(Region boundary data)
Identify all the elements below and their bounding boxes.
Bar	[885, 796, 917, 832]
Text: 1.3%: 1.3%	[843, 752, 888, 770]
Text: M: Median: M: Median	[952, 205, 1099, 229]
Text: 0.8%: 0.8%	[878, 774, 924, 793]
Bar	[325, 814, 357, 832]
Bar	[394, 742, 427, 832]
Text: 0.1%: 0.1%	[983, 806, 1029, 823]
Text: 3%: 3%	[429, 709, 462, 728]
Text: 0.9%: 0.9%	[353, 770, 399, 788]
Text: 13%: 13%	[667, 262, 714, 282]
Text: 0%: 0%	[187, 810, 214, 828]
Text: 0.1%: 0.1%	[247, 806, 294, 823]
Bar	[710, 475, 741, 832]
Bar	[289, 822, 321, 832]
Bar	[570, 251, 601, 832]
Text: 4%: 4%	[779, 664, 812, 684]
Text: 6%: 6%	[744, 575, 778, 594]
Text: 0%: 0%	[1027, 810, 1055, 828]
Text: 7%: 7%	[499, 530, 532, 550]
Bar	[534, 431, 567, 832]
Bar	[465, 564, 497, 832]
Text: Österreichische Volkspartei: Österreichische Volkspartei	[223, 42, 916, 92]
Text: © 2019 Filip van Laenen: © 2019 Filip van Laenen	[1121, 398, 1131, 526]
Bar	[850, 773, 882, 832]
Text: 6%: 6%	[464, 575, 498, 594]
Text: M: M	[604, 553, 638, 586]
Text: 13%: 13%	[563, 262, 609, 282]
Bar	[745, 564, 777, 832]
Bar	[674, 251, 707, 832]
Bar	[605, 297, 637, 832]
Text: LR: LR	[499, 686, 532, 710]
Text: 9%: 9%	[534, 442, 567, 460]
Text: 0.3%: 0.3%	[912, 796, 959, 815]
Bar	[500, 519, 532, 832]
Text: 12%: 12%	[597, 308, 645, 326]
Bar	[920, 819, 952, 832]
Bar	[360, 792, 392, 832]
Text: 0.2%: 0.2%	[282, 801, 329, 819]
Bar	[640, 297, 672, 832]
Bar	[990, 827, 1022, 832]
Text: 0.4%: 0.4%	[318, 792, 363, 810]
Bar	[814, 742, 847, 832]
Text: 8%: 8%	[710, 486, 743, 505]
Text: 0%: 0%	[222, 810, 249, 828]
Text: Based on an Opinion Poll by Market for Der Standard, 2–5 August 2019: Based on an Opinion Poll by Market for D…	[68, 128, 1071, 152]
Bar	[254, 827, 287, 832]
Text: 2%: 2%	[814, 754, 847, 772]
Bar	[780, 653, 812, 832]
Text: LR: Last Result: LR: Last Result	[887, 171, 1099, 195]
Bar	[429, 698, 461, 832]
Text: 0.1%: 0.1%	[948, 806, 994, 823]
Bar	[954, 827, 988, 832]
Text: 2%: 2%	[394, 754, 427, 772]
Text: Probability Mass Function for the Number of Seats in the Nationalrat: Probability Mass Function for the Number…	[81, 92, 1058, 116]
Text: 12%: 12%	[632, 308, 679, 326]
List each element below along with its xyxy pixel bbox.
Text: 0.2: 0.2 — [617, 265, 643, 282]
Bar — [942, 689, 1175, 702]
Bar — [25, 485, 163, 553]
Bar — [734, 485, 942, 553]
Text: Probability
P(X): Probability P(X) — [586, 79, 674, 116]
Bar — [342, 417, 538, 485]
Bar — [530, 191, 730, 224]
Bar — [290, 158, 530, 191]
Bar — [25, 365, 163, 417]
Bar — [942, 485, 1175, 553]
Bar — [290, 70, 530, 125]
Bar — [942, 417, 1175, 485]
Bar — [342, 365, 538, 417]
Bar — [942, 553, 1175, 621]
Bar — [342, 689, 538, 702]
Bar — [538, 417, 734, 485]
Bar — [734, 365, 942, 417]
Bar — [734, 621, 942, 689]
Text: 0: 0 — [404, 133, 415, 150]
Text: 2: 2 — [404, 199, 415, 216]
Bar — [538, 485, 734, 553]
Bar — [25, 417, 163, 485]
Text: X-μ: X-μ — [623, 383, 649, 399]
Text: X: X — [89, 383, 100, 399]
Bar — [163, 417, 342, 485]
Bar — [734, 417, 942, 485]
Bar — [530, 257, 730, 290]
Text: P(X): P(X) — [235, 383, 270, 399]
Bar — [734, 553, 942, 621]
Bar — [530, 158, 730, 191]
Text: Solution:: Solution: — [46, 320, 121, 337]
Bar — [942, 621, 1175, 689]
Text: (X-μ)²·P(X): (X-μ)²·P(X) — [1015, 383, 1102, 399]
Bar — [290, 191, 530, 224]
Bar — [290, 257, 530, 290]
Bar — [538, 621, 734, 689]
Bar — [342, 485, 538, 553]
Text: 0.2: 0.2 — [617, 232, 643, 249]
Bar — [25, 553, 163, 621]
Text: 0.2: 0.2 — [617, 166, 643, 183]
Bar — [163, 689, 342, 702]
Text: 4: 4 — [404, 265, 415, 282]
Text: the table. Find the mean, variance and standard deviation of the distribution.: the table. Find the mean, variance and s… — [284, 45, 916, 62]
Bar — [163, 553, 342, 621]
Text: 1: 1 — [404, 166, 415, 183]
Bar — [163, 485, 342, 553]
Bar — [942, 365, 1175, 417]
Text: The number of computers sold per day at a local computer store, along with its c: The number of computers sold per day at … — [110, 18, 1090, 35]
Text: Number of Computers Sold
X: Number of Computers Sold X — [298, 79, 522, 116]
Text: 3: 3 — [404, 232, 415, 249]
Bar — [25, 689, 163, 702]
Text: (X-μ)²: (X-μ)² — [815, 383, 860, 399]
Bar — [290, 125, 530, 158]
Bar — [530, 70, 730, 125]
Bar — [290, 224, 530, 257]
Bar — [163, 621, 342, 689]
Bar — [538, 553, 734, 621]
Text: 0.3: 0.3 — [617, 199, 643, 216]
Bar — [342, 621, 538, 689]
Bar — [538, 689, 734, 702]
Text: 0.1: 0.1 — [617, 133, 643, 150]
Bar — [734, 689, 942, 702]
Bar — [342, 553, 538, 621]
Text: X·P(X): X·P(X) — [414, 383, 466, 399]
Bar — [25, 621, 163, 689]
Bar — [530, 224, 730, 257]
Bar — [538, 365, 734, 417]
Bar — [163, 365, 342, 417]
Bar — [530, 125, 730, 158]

* **Task description**
Could you convert every line of the records above into a JSON list of strings, with one string per line and blank lines omitted?

* **Task response**
[
  "Identify all the elements below and their bounding boxes.",
  "Bar\t[885, 796, 917, 832]",
  "Text: 1.3%: 1.3%\t[843, 752, 888, 770]",
  "Text: M: Median: M: Median\t[952, 205, 1099, 229]",
  "Text: 0.8%: 0.8%\t[878, 774, 924, 793]",
  "Bar\t[325, 814, 357, 832]",
  "Bar\t[394, 742, 427, 832]",
  "Text: 0.1%: 0.1%\t[983, 806, 1029, 823]",
  "Text: 3%: 3%\t[429, 709, 462, 728]",
  "Text: 0.9%: 0.9%\t[353, 770, 399, 788]",
  "Text: 13%: 13%\t[667, 262, 714, 282]",
  "Text: 0%: 0%\t[187, 810, 214, 828]",
  "Text: 0.1%: 0.1%\t[247, 806, 294, 823]",
  "Bar\t[710, 475, 741, 832]",
  "Bar\t[289, 822, 321, 832]",
  "Bar\t[570, 251, 601, 832]",
  "Text: 4%: 4%\t[779, 664, 812, 684]",
  "Text: 6%: 6%\t[744, 575, 778, 594]",
  "Text: 0%: 0%\t[1027, 810, 1055, 828]",
  "Text: 7%: 7%\t[499, 530, 532, 550]",
  "Bar\t[534, 431, 567, 832]",
  "Bar\t[465, 564, 497, 832]",
  "Text: Österreichische Volkspartei: Österreichische Volkspartei\t[223, 42, 916, 92]",
  "Text: © 2019 Filip van Laenen: © 2019 Filip van Laenen\t[1121, 398, 1131, 526]",
  "Bar\t[850, 773, 882, 832]",
  "Text: 6%: 6%\t[464, 575, 498, 594]",
  "Text: M: M\t[604, 553, 638, 586]",
  "Text: 13%: 13%\t[563, 262, 609, 282]",
  "Bar\t[745, 564, 777, 832]",
  "Bar\t[674, 251, 707, 832]",
  "Bar\t[605, 297, 637, 832]",
  "Text: LR: LR\t[499, 686, 532, 710]",
  "Text: 9%: 9%\t[534, 442, 567, 460]",
  "Text: 0.3%: 0.3%\t[912, 796, 959, 815]",
  "Bar\t[500, 519, 532, 832]",
  "Text: 12%: 12%\t[597, 308, 645, 326]",
  "Bar\t[920, 819, 952, 832]",
  "Bar\t[360, 792, 392, 832]",
  "Text: 0.2%: 0.2%\t[282, 801, 329, 819]",
  "Bar\t[640, 297, 672, 832]",
  "Bar\t[990, 827, 1022, 832]",
  "Text: 0.4%: 0.4%\t[318, 792, 363, 810]",
  "Bar\t[814, 742, 847, 832]",
  "Text: 8%: 8%\t[710, 486, 743, 505]",
  "Text: 0%: 0%\t[222, 810, 249, 828]",
  "Text: Based on an Opinion Poll by Market for Der Standard, 2–5 August 2019: Based on an Opinion Poll by Market for D…\t[68, 128, 1071, 152]",
  "Bar\t[254, 827, 287, 832]",
  "Text: 2%: 2%\t[814, 754, 847, 772]",
  "Bar\t[780, 653, 812, 832]",
  "Text: LR: Last Result: LR: Last Result\t[887, 171, 1099, 195]",
  "Bar\t[429, 698, 461, 832]",
  "Text: 0.1%: 0.1%\t[948, 806, 994, 823]",
  "Bar\t[954, 827, 988, 832]",
  "Text: 2%: 2%\t[394, 754, 427, 772]",
  "Text: Probability Mass Function for the Number of Seats in the Nationalrat: Probability Mass Function for the Number…\t[81, 92, 1058, 116]",
  "Text: 12%: 12%\t[632, 308, 679, 326]",
  "List each element below along with its xyxy pixel bbox.",
  "Text: 0.2: 0.2 — [617, 265, 643, 282]",
  "Bar — [942, 689, 1175, 702]",
  "Bar — [25, 485, 163, 553]",
  "Bar — [734, 485, 942, 553]",
  "Text: Probability",
  "P(X): Probability P(X) — [586, 79, 674, 116]",
  "Bar — [342, 417, 538, 485]",
  "Bar — [530, 191, 730, 224]",
  "Bar — [290, 158, 530, 191]",
  "Bar — [25, 365, 163, 417]",
  "Bar — [942, 485, 1175, 553]",
  "Bar — [290, 70, 530, 125]",
  "Bar — [942, 417, 1175, 485]",
  "Bar — [342, 365, 538, 417]",
  "Bar — [942, 553, 1175, 621]",
  "Bar — [342, 689, 538, 702]",
  "Bar — [538, 417, 734, 485]",
  "Bar — [734, 365, 942, 417]",
  "Bar — [734, 621, 942, 689]",
  "Text: 0: 0 — [404, 133, 415, 150]",
  "Text: 2: 2 — [404, 199, 415, 216]",
  "Bar — [538, 485, 734, 553]",
  "Bar — [25, 417, 163, 485]",
  "Text: X-μ: X-μ — [623, 383, 649, 399]",
  "Text: X: X — [89, 383, 100, 399]",
  "Bar — [163, 417, 342, 485]",
  "Bar — [734, 417, 942, 485]",
  "Bar — [530, 257, 730, 290]",
  "Text: P(X): P(X) — [235, 383, 270, 399]",
  "Bar — [734, 553, 942, 621]",
  "Bar — [530, 158, 730, 191]",
  "Text: Solution:: Solution: — [46, 320, 121, 337]",
  "Bar — [942, 621, 1175, 689]",
  "Text: (X-μ)²·P(X): (X-μ)²·P(X) — [1015, 383, 1102, 399]",
  "Bar — [290, 191, 530, 224]",
  "Bar — [290, 257, 530, 290]",
  "Bar — [538, 621, 734, 689]",
  "Bar — [342, 485, 538, 553]",
  "Text: 0.2: 0.2 — [617, 232, 643, 249]",
  "Bar — [25, 553, 163, 621]",
  "Text: 0.2: 0.2 — [617, 166, 643, 183]",
  "Bar — [163, 689, 342, 702]",
  "Text: 4: 4 — [404, 265, 415, 282]",
  "Text: the table. Find the mean, variance and standard deviation of the distribution.: the table. Find the mean, variance and s… — [284, 45, 916, 62]",
  "Bar — [163, 553, 342, 621]",
  "Text: 1: 1 — [404, 166, 415, 183]",
  "Bar — [163, 485, 342, 553]",
  "Bar — [942, 365, 1175, 417]",
  "Text: The number of computers sold per day at a local computer store, along with its c: The number of computers sold per day at … — [110, 18, 1090, 35]",
  "Text: Number of Computers Sold",
  "X: Number of Computers Sold X — [298, 79, 522, 116]",
  "Text: 3: 3 — [404, 232, 415, 249]",
  "Bar — [25, 689, 163, 702]",
  "Text: (X-μ)²: (X-μ)² — [815, 383, 860, 399]",
  "Bar — [290, 125, 530, 158]",
  "Bar — [530, 70, 730, 125]",
  "Bar — [290, 224, 530, 257]",
  "Bar — [163, 621, 342, 689]",
  "Bar — [538, 553, 734, 621]",
  "Text: 0.3: 0.3 — [617, 199, 643, 216]",
  "Bar — [342, 621, 538, 689]",
  "Bar — [538, 689, 734, 702]",
  "Text: 0.1: 0.1 — [617, 133, 643, 150]",
  "Bar — [734, 689, 942, 702]",
  "Bar — [342, 553, 538, 621]",
  "Text: X·P(X): X·P(X) — [414, 383, 466, 399]",
  "Bar — [25, 621, 163, 689]",
  "Bar — [530, 224, 730, 257]",
  "Bar — [538, 365, 734, 417]",
  "Bar — [163, 365, 342, 417]",
  "Bar — [530, 125, 730, 158]"
]